Data to use:

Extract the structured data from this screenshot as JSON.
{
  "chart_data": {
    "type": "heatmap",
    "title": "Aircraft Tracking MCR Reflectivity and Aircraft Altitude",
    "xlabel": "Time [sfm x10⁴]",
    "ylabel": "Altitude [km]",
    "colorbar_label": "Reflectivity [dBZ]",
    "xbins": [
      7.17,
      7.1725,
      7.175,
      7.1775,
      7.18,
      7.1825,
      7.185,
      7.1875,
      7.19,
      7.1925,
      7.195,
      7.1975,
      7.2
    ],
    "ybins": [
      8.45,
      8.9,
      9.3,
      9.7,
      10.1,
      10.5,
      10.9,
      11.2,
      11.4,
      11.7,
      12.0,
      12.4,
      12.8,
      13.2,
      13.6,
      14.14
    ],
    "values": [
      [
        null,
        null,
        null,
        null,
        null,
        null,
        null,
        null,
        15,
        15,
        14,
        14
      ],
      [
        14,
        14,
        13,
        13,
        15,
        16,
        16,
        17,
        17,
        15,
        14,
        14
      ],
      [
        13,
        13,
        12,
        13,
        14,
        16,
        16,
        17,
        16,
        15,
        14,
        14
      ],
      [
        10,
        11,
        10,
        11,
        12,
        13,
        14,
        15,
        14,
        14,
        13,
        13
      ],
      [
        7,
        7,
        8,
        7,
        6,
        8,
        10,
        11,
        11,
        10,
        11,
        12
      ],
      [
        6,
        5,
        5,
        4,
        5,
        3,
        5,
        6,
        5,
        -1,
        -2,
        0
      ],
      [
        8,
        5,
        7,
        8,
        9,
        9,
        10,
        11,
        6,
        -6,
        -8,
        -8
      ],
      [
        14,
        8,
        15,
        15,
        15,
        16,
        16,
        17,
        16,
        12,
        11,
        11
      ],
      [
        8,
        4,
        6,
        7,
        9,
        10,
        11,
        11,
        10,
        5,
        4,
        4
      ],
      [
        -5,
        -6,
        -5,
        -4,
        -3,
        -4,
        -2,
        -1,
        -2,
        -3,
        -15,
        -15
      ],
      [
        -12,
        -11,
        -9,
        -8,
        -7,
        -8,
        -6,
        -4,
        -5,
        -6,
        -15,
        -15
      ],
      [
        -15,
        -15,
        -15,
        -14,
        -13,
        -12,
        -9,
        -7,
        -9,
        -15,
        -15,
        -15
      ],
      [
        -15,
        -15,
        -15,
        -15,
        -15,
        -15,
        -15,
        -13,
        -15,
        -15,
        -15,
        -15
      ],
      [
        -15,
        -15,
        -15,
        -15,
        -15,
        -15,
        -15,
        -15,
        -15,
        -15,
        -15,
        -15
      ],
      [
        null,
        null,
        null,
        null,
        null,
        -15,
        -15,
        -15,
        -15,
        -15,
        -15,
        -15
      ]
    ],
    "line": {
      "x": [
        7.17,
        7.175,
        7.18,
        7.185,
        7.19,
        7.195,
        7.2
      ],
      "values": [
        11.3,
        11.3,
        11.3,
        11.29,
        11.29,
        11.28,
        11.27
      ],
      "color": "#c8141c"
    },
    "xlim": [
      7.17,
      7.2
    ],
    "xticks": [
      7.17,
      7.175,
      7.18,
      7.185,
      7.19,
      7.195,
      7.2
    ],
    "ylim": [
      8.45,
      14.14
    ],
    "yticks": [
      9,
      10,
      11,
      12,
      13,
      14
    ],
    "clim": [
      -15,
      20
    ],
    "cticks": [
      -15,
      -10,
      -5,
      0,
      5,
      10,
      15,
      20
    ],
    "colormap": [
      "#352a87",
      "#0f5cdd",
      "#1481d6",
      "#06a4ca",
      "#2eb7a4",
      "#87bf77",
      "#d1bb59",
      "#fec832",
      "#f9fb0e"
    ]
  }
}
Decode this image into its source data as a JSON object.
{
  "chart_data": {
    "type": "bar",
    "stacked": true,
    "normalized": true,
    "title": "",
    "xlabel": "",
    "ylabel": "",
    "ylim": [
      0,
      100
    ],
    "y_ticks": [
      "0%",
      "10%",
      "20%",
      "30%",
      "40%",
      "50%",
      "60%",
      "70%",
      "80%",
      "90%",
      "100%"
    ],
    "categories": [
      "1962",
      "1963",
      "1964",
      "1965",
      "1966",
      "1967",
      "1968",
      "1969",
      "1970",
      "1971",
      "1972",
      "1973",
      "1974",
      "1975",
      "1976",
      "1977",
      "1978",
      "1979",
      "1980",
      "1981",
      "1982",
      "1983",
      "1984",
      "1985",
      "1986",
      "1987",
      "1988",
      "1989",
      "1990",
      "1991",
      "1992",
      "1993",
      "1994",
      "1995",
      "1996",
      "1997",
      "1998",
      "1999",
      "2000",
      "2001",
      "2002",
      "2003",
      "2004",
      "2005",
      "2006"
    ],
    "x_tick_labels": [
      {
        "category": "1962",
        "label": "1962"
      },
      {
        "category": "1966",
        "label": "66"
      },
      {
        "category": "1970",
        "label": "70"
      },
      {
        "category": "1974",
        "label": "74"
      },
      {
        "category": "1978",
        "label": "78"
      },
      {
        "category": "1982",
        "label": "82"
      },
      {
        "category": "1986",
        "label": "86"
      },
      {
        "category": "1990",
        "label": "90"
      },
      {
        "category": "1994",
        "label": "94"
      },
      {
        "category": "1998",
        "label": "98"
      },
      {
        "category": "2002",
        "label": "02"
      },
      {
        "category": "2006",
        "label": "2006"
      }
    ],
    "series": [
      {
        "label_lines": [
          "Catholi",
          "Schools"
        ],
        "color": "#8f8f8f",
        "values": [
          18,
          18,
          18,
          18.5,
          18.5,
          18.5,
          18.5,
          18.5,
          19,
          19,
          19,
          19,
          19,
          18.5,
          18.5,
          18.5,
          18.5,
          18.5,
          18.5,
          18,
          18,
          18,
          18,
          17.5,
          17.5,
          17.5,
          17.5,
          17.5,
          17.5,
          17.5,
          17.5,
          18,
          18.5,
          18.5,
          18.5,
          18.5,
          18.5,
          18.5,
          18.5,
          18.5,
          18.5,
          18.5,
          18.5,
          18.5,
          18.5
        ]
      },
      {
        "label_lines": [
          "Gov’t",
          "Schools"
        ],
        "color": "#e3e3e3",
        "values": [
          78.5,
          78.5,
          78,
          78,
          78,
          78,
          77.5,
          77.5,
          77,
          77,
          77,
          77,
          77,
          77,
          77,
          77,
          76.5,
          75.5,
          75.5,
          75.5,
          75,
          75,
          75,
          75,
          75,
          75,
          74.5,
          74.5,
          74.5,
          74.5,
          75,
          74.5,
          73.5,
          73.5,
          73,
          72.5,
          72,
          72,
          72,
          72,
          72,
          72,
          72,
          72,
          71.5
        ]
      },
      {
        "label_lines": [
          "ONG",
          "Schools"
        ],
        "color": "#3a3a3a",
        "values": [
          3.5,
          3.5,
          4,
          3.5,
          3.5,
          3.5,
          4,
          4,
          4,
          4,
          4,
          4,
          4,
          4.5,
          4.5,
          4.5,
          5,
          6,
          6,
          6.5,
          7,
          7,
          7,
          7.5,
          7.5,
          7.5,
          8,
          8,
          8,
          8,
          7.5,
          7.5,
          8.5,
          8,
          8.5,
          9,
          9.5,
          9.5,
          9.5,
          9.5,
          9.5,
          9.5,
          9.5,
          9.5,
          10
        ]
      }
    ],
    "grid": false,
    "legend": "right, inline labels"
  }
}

Given problem: Repeat the preceding lines exactly, please, every one of them.

Right answer:
Extract the structured data from this screenshot as JSON.
{
  "chart_data": {
    "type": "heatmap",
    "title": "Aircraft Tracking MCR Reflectivity and Aircraft Altitude",
    "xlabel": "Time [sfm x10⁴]",
    "ylabel": "Altitude [km]",
    "colorbar_label": "Reflectivity [dBZ]",
    "xbins": [
      7.17,
      7.1725,
      7.175,
      7.1775,
      7.18,
      7.1825,
      7.185,
      7.1875,
      7.19,
      7.1925,
      7.195,
      7.1975,
      7.2
    ],
    "ybins": [
      8.45,
      8.9,
      9.3,
      9.7,
      10.1,
      10.5,
      10.9,
      11.2,
      11.4,
      11.7,
      12.0,
      12.4,
      12.8,
      13.2,
      13.6,
      14.14
    ],
    "values": [
      [
        null,
        null,
        null,
        null,
        null,
        null,
        null,
        null,
        15,
        15,
        14,
        14
      ],
      [
        14,
        14,
        13,
        13,
        15,
        16,
        16,
        17,
        17,
        15,
        14,
        14
      ],
      [
        13,
        13,
        12,
        13,
        14,
        16,
        16,
        17,
        16,
        15,
        14,
        14
      ],
      [
        10,
        11,
        10,
        11,
        12,
        13,
        14,
        15,
        14,
        14,
        13,
        13
      ],
      [
        7,
        7,
        8,
        7,
        6,
        8,
        10,
        11,
        11,
        10,
        11,
        12
      ],
      [
        6,
        5,
        5,
        4,
        5,
        3,
        5,
        6,
        5,
        -1,
        -2,
        0
      ],
      [
        8,
        5,
        7,
        8,
        9,
        9,
        10,
        11,
        6,
        -6,
        -8,
        -8
      ],
      [
        14,
        8,
        15,
        15,
        15,
        16,
        16,
        17,
        16,
        12,
        11,
        11
      ],
      [
        8,
        4,
        6,
        7,
        9,
        10,
        11,
        11,
        10,
        5,
        4,
        4
      ],
      [
        -5,
        -6,
        -5,
        -4,
        -3,
        -4,
        -2,
        -1,
        -2,
        -3,
        -15,
        -15
      ],
      [
        -12,
        -11,
        -9,
        -8,
        -7,
        -8,
        -6,
        -4,
        -5,
        -6,
        -15,
        -15
      ],
      [
        -15,
        -15,
        -15,
        -14,
        -13,
        -12,
        -9,
        -7,
        -9,
        -15,
        -15,
        -15
      ],
      [
        -15,
        -15,
        -15,
        -15,
        -15,
        -15,
        -15,
        -13,
        -15,
        -15,
        -15,
        -15
      ],
      [
        -15,
        -15,
        -15,
        -15,
        -15,
        -15,
        -15,
        -15,
        -15,
        -15,
        -15,
        -15
      ],
      [
        null,
        null,
        null,
        null,
        null,
        -15,
        -15,
        -15,
        -15,
        -15,
        -15,
        -15
      ]
    ],
    "line": {
      "x": [
        7.17,
        7.175,
        7.18,
        7.185,
        7.19,
        7.195,
        7.2
      ],
      "values": [
        11.3,
        11.3,
        11.3,
        11.29,
        11.29,
        11.28,
        11.27
      ],
      "color": "#c8141c"
    },
    "xlim": [
      7.17,
      7.2
    ],
    "xticks": [
      7.17,
      7.175,
      7.18,
      7.185,
      7.19,
      7.195,
      7.2
    ],
    "ylim": [
      8.45,
      14.14
    ],
    "yticks": [
      9,
      10,
      11,
      12,
      13,
      14
    ],
    "clim": [
      -15,
      20
    ],
    "cticks": [
      -15,
      -10,
      -5,
      0,
      5,
      10,
      15,
      20
    ],
    "colormap": [
      "#352a87",
      "#0f5cdd",
      "#1481d6",
      "#06a4ca",
      "#2eb7a4",
      "#87bf77",
      "#d1bb59",
      "#fec832",
      "#f9fb0e"
    ]
  }
}
Decode this image into its source data as a JSON object.
{
  "chart_data": {
    "type": "bar",
    "stacked": true,
    "normalized": true,
    "title": "",
    "xlabel": "",
    "ylabel": "",
    "ylim": [
      0,
      100
    ],
    "y_ticks": [
      "0%",
      "10%",
      "20%",
      "30%",
      "40%",
      "50%",
      "60%",
      "70%",
      "80%",
      "90%",
      "100%"
    ],
    "categories": [
      "1962",
      "1963",
      "1964",
      "1965",
      "1966",
      "1967",
      "1968",
      "1969",
      "1970",
      "1971",
      "1972",
      "1973",
      "1974",
      "1975",
      "1976",
      "1977",
      "1978",
      "1979",
      "1980",
      "1981",
      "1982",
      "1983",
      "1984",
      "1985",
      "1986",
      "1987",
      "1988",
      "1989",
      "1990",
      "1991",
      "1992",
      "1993",
      "1994",
      "1995",
      "1996",
      "1997",
      "1998",
      "1999",
      "2000",
      "2001",
      "2002",
      "2003",
      "2004",
      "2005",
      "2006"
    ],
    "x_tick_labels": [
      {
        "category": "1962",
        "label": "1962"
      },
      {
        "category": "1966",
        "label": "66"
      },
      {
        "category": "1970",
        "label": "70"
      },
      {
        "category": "1974",
        "label": "74"
      },
      {
        "category": "1978",
        "label": "78"
      },
      {
        "category": "1982",
        "label": "82"
      },
      {
        "category": "1986",
        "label": "86"
      },
      {
        "category": "1990",
        "label": "90"
      },
      {
        "category": "1994",
        "label": "94"
      },
      {
        "category": "1998",
        "label": "98"
      },
      {
        "category": "2002",
        "label": "02"
      },
      {
        "category": "2006",
        "label": "2006"
      }
    ],
    "series": [
      {
        "label_lines": [
          "Catholi",
          "Schools"
        ],
        "color": "#8f8f8f",
        "values": [
          18,
          18,
          18,
          18.5,
          18.5,
          18.5,
          18.5,
          18.5,
          19,
          19,
          19,
          19,
          19,
          18.5,
          18.5,
          18.5,
          18.5,
          18.5,
          18.5,
          18,
          18,
          18,
          18,
          17.5,
          17.5,
          17.5,
          17.5,
          17.5,
          17.5,
          17.5,
          17.5,
          18,
          18.5,
          18.5,
          18.5,
          18.5,
          18.5,
          18.5,
          18.5,
          18.5,
          18.5,
          18.5,
          18.5,
          18.5,
          18.5
        ]
      },
      {
        "label_lines": [
          "Gov’t",
          "Schools"
        ],
        "color": "#e3e3e3",
        "values": [
          78.5,
          78.5,
          78,
          78,
          78,
          78,
          77.5,
          77.5,
          77,
          77,
          77,
          77,
          77,
          77,
          77,
          77,
          76.5,
          75.5,
          75.5,
          75.5,
          75,
          75,
          75,
          75,
          75,
          75,
          74.5,
          74.5,
          74.5,
          74.5,
          75,
          74.5,
          73.5,
          73.5,
          73,
          72.5,
          72,
          72,
          72,
          72,
          72,
          72,
          72,
          72,
          71.5
        ]
      },
      {
        "label_lines": [
          "ONG",
          "Schools"
        ],
        "color": "#3a3a3a",
        "values": [
          3.5,
          3.5,
          4,
          3.5,
          3.5,
          3.5,
          4,
          4,
          4,
          4,
          4,
          4,
          4,
          4.5,
          4.5,
          4.5,
          5,
          6,
          6,
          6.5,
          7,
          7,
          7,
          7.5,
          7.5,
          7.5,
          8,
          8,
          8,
          8,
          7.5,
          7.5,
          8.5,
          8,
          8.5,
          9,
          9.5,
          9.5,
          9.5,
          9.5,
          9.5,
          9.5,
          9.5,
          9.5,
          10
        ]
      }
    ],
    "grid": false,
    "legend": "right, inline labels"
  }
}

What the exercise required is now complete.